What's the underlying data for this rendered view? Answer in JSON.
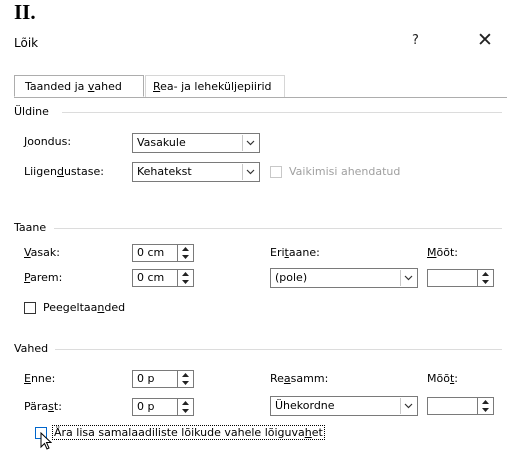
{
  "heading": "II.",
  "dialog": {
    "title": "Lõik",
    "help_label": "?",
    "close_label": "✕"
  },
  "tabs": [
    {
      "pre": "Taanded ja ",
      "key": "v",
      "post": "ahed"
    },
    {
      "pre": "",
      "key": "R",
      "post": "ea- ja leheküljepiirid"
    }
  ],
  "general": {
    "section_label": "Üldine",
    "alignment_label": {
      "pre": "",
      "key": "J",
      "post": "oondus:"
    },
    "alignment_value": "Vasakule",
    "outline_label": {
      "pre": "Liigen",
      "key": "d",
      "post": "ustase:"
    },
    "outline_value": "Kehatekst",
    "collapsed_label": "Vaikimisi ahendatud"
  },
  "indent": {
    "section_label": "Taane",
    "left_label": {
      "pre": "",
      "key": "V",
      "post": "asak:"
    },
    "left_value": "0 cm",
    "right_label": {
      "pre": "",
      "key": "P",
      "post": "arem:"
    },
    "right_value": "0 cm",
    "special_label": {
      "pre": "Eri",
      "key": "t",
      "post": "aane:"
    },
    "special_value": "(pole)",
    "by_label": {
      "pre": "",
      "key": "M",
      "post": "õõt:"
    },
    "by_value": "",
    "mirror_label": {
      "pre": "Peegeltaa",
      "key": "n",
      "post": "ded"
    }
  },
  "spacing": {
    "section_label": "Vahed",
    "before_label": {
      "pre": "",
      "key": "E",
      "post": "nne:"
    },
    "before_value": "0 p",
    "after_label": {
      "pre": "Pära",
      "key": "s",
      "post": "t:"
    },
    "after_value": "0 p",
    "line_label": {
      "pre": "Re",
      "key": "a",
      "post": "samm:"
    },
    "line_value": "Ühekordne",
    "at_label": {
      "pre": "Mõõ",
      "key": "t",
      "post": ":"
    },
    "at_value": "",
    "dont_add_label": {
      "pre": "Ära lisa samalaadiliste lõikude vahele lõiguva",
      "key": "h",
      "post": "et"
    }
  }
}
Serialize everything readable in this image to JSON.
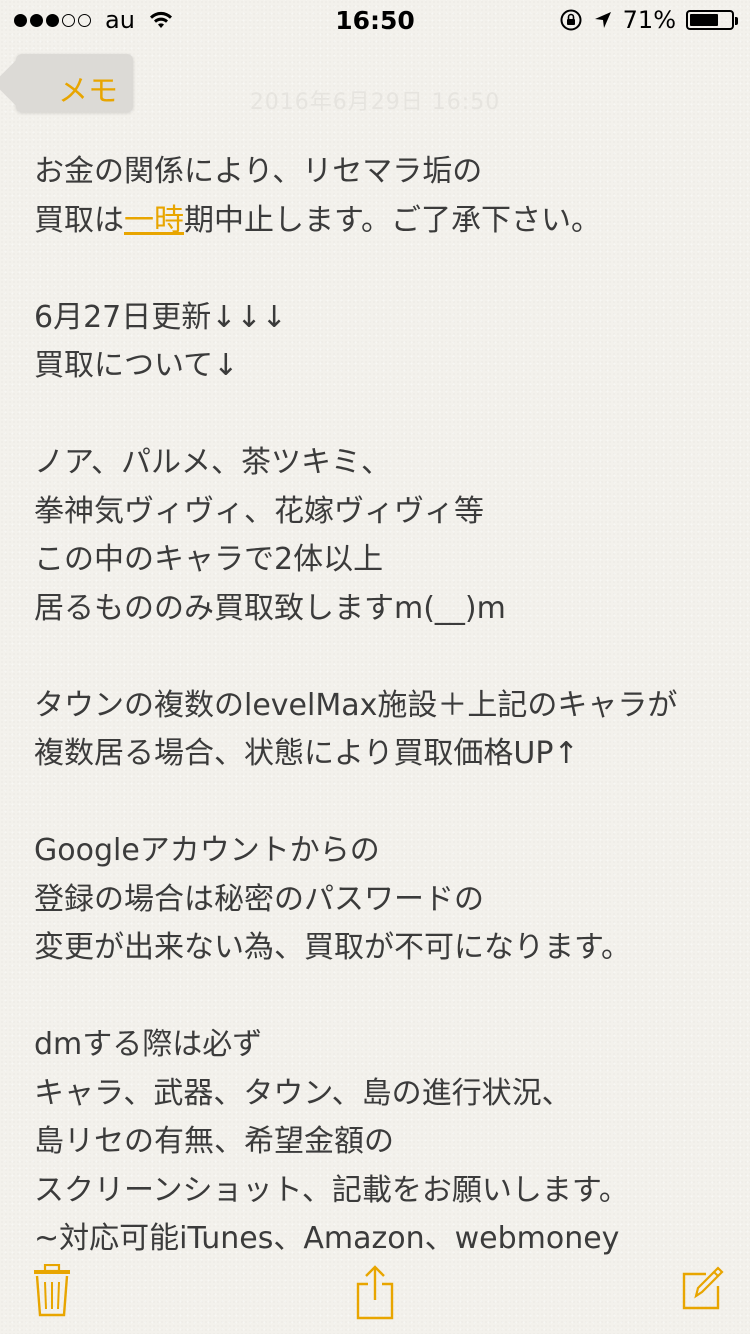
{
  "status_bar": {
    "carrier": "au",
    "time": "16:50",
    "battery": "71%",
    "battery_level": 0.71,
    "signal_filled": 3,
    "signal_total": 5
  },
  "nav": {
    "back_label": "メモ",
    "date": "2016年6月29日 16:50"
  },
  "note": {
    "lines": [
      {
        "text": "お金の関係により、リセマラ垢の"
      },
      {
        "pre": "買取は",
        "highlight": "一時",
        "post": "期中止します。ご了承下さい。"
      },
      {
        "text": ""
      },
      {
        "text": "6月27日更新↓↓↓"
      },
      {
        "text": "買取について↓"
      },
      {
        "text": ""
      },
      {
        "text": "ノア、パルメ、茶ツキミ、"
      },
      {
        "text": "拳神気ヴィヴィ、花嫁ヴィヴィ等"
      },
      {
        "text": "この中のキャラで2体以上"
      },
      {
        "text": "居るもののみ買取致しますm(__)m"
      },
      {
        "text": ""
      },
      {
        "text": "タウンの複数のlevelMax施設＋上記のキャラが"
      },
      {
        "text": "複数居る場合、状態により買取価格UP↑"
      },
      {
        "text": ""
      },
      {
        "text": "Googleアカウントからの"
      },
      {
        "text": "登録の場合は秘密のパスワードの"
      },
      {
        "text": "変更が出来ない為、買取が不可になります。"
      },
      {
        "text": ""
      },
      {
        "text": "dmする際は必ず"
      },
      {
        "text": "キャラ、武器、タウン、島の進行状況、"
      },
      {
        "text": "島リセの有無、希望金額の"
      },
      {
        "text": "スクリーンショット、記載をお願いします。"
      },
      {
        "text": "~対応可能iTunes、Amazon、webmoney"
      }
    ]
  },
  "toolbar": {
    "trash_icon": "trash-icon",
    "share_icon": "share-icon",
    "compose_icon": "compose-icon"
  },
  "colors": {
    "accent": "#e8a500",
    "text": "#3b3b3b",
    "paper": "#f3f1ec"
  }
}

####

◆ **Work to do**:
All records above are to be printed exactly, minus the pictures they contain.

◆ **Task output**:
What's the underlying data for this rendered view? Answer in JSON.
{
  "heading": "II.",
  "dialog": {
    "title": "Lõik",
    "help_label": "?",
    "close_label": "✕"
  },
  "tabs": [
    {
      "pre": "Taanded ja ",
      "key": "v",
      "post": "ahed"
    },
    {
      "pre": "",
      "key": "R",
      "post": "ea- ja leheküljepiirid"
    }
  ],
  "general": {
    "section_label": "Üldine",
    "alignment_label": {
      "pre": "",
      "key": "J",
      "post": "oondus:"
    },
    "alignment_value": "Vasakule",
    "outline_label": {
      "pre": "Liigen",
      "key": "d",
      "post": "ustase:"
    },
    "outline_value": "Kehatekst",
    "collapsed_label": "Vaikimisi ahendatud"
  },
  "indent": {
    "section_label": "Taane",
    "left_label": {
      "pre": "",
      "key": "V",
      "post": "asak:"
    },
    "left_value": "0 cm",
    "right_label": {
      "pre": "",
      "key": "P",
      "post": "arem:"
    },
    "right_value": "0 cm",
    "special_label": {
      "pre": "Eri",
      "key": "t",
      "post": "aane:"
    },
    "special_value": "(pole)",
    "by_label": {
      "pre": "",
      "key": "M",
      "post": "õõt:"
    },
    "by_value": "",
    "mirror_label": {
      "pre": "Peegeltaa",
      "key": "n",
      "post": "ded"
    }
  },
  "spacing": {
    "section_label": "Vahed",
    "before_label": {
      "pre": "",
      "key": "E",
      "post": "nne:"
    },
    "before_value": "0 p",
    "after_label": {
      "pre": "Pära",
      "key": "s",
      "post": "t:"
    },
    "after_value": "0 p",
    "line_label": {
      "pre": "Re",
      "key": "a",
      "post": "samm:"
    },
    "line_value": "Ühekordne",
    "at_label": {
      "pre": "Mõõ",
      "key": "t",
      "post": ":"
    },
    "at_value": "",
    "dont_add_label": {
      "pre": "Ära lisa samalaadiliste lõikude vahele lõiguva",
      "key": "h",
      "post": "et"
    }
  }
}
Serialize everything readable in this image to JSON.
{
  "status_bar": {
    "carrier": "au",
    "time": "16:50",
    "battery": "71%",
    "battery_level": 0.71,
    "signal_filled": 3,
    "signal_total": 5
  },
  "nav": {
    "back_label": "メモ",
    "date": "2016年6月29日 16:50"
  },
  "note": {
    "lines": [
      {
        "text": "お金の関係により、リセマラ垢の"
      },
      {
        "pre": "買取は",
        "highlight": "一時",
        "post": "期中止します。ご了承下さい。"
      },
      {
        "text": ""
      },
      {
        "text": "6月27日更新↓↓↓"
      },
      {
        "text": "買取について↓"
      },
      {
        "text": ""
      },
      {
        "text": "ノア、パルメ、茶ツキミ、"
      },
      {
        "text": "拳神気ヴィヴィ、花嫁ヴィヴィ等"
      },
      {
        "text": "この中のキャラで2体以上"
      },
      {
        "text": "居るもののみ買取致しますm(__)m"
      },
      {
        "text": ""
      },
      {
        "text": "タウンの複数のlevelMax施設＋上記のキャラが"
      },
      {
        "text": "複数居る場合、状態により買取価格UP↑"
      },
      {
        "text": ""
      },
      {
        "text": "Googleアカウントからの"
      },
      {
        "text": "登録の場合は秘密のパスワードの"
      },
      {
        "text": "変更が出来ない為、買取が不可になります。"
      },
      {
        "text": ""
      },
      {
        "text": "dmする際は必ず"
      },
      {
        "text": "キャラ、武器、タウン、島の進行状況、"
      },
      {
        "text": "島リセの有無、希望金額の"
      },
      {
        "text": "スクリーンショット、記載をお願いします。"
      },
      {
        "text": "~対応可能iTunes、Amazon、webmoney"
      }
    ]
  },
  "toolbar": {
    "trash_icon": "trash-icon",
    "share_icon": "share-icon",
    "compose_icon": "compose-icon"
  },
  "colors": {
    "accent": "#e8a500",
    "text": "#3b3b3b",
    "paper": "#f3f1ec"
  }
}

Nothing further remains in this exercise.